* _Yang Harus Dikerjakan_:
Dalam teks tentang pengertian Islam, tulis kembali bagian yang dibuka dengan kata-kata "Ketiga, ‘yang mengatur" dan ditutup dengan "setelah Islam turun.", lalu tukar kata "komprehensif" dengan "menyeluruh".

* _Sumber_:
━━━━━━
Kedua, Islam diturunkan ‘kepada Nabi Muhammad saw’ artinya, segala agama yang disampaikan kepada selain Nabi Muhammad saw bukanlah agama Islam. Baik yang diturunkan kepada Nabi Isa as, Musa as, atau Nabi dan Rasul yang lain, semuanya bukanlah agama Islam, termasuk agama Kristen, Yahudi dll. Jadi Islam itu merupakan agama yang diturunkan hanya kepada Nabi Muhammad saw, bukan kepada yang lain.
Ketiga, ‘yang mengatur hubungan manusia dengan Allah, dengan dirinya sendiri dan dengan sesamanya,’ merupakan deskripsi komprehensif tentang ajaran Islam, yang meliputi seluruh aspek; mulai dari urusan dunia sampai akhirat; baik yang menyangkut dosa, pahala, surga, neraka; maupun akidah, ibadah, ekonomi, sosial, politik, budaya, pendidikan dan sebagainya.
Hal tersebut berdasarkan penelaahan teradap al-Quran sebagai berikut:
Allah swt berfirman: Sesungguhnya agama (yang diridhai) di sisi Allah hanyalah Islam. (QS. Ali Imrân [3]: 19). Ayat ini menjelaskan Islam sebagai agama samawi yang diturunkan Allah kepada manusia. Namun ketika Allah menjelaskan sesungguhnya agama di sisi Allah hanyalah Islam, berarti agama lain, yang pernah diturunkan Allah tidak lagi diakui setelah Islam turun.
Makna itu diperkuat nas: Hari ini telah Aku sempurnakan untuk kamu agama kamu, dan telah Aku cukupkan untuk kamu nikmat-Ku, serta Aku ridhai Islam sebagai agama kamu. (QS. Al-Mâidah [5]: 3). Ayat ini menyatakan hanya Islam satu-satunya agama yang diridhai Allah swt, sementara yang lain tidak. Ini bisa dimengerti dari mafhûm mukhâlafah (pengertian terbalik) lafadz: Aku ridhai, yang merupakan kata kerja sifat: Aku ridhai Islam sebagai agama kamu, yang bermakna: Aku tidak meridhai selain Islam sebagai agama kamu.
Pengertian itu kembali diperkuat nas berikut: Siapa saja yang mencari selain Islam sebagai agama, sekali-kali tidak akan diterima (agama itu) darinya, dan di akhirat dia termasuk orang-orang yang merugi. (QS. Ali Imrân [3]: 85). Ayat ini jelas menyebut kata: Islam sebagai Dîn (agama), sedangkan kata yang sama: Islam tidak pernah digunakan sekali pun oleh al-Quran menyebut nama agama-agama Nabi sebelumnya. Kalaupun disebutkan juga dengan ungkapan yang tidak jelas. Contoh: Sesungguhnya Kami telah mewahyukan kepadamu (Muhammad) sama seperti yang telah Kami wahyukan kepada Nuh dan nabi-nabi setelahnya. (QS. An-Nisâ’ [4]: 163). Kemudian Kami wahyukan kepadamu (Muhammad) untuk mengikuti ‘millah’ Ibrahim yang lurus. (QS. An-Nahl [16]: 123).
━━━━━━
* _Cuplikan Materi_:

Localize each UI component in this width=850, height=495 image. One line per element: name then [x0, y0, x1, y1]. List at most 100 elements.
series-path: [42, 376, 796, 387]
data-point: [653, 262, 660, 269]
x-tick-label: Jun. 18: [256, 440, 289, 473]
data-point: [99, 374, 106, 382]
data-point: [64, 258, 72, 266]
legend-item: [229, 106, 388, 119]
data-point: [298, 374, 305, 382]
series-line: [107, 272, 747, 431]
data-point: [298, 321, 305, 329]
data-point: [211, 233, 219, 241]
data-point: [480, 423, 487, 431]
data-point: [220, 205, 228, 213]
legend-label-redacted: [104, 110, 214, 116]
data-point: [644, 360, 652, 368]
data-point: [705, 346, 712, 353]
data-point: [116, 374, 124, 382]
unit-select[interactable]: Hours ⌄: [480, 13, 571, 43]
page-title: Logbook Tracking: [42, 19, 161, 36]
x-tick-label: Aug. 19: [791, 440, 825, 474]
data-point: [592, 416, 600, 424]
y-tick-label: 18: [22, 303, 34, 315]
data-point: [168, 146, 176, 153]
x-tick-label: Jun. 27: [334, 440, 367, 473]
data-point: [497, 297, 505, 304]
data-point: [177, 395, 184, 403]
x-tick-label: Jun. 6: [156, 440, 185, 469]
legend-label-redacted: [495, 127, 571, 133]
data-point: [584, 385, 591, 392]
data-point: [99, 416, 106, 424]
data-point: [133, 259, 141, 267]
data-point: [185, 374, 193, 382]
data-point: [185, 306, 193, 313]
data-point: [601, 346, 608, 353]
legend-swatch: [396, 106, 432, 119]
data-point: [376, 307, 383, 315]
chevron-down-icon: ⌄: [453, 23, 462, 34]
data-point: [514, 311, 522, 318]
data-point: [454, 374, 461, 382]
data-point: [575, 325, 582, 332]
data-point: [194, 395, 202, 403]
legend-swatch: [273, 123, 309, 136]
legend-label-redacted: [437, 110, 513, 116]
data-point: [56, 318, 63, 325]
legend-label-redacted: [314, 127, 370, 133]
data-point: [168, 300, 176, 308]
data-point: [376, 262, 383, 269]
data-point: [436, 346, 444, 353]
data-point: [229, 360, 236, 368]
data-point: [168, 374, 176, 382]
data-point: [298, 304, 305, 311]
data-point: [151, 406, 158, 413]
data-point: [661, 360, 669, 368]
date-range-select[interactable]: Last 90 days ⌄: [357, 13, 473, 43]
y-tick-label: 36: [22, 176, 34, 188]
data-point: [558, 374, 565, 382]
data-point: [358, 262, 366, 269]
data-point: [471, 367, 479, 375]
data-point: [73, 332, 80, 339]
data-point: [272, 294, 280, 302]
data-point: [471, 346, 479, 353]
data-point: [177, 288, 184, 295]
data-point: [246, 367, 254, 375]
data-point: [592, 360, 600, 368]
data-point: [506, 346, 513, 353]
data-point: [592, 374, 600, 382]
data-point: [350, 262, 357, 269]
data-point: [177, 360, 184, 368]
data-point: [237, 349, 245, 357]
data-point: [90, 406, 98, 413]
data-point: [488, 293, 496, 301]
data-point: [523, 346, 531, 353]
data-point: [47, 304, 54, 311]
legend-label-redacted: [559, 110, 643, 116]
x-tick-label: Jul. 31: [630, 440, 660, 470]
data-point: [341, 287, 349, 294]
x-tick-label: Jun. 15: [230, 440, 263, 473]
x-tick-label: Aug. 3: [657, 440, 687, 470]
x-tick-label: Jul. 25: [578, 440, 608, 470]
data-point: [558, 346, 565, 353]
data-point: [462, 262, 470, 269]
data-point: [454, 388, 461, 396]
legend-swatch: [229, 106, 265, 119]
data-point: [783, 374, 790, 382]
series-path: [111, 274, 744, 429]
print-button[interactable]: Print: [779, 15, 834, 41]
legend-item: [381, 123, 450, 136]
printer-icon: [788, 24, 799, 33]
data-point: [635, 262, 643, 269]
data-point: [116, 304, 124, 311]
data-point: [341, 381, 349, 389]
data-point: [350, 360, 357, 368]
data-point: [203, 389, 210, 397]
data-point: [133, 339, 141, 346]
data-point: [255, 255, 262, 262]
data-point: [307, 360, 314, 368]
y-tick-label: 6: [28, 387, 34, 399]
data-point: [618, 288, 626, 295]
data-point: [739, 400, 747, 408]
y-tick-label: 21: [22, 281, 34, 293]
━━━━━━
* _Jawaban yang Benar_:
Ketiga, ‘yang mengatur hubungan manusia dengan Allah, dengan dirinya sendiri dan dengan sesamanya,’ merupakan deskripsi menyeluruh tentang ajaran Islam, yang meliputi seluruh aspek; mulai dari urusan dunia sampai akhirat; baik yang menyangkut dosa, pahala, surga, neraka; maupun akidah, ibadah, ekonomi, sosial, politik, budaya, pendidikan dan sebagainya.
Hal tersebut berdasarkan penelaahan teradap al-Quran sebagai berikut:
Allah swt berfirman: Sesungguhnya agama (yang diridhai) di sisi Allah hanyalah Islam. (QS. Ali Imrân [3]: 19). Ayat ini menjelaskan Islam sebagai agama samawi yang diturunkan Allah kepada manusia. Namun ketika Allah menjelaskan sesungguhnya agama di sisi Allah hanyalah Islam, berarti agama lain, yang pernah diturunkan Allah tidak lagi diakui setelah Islam turun.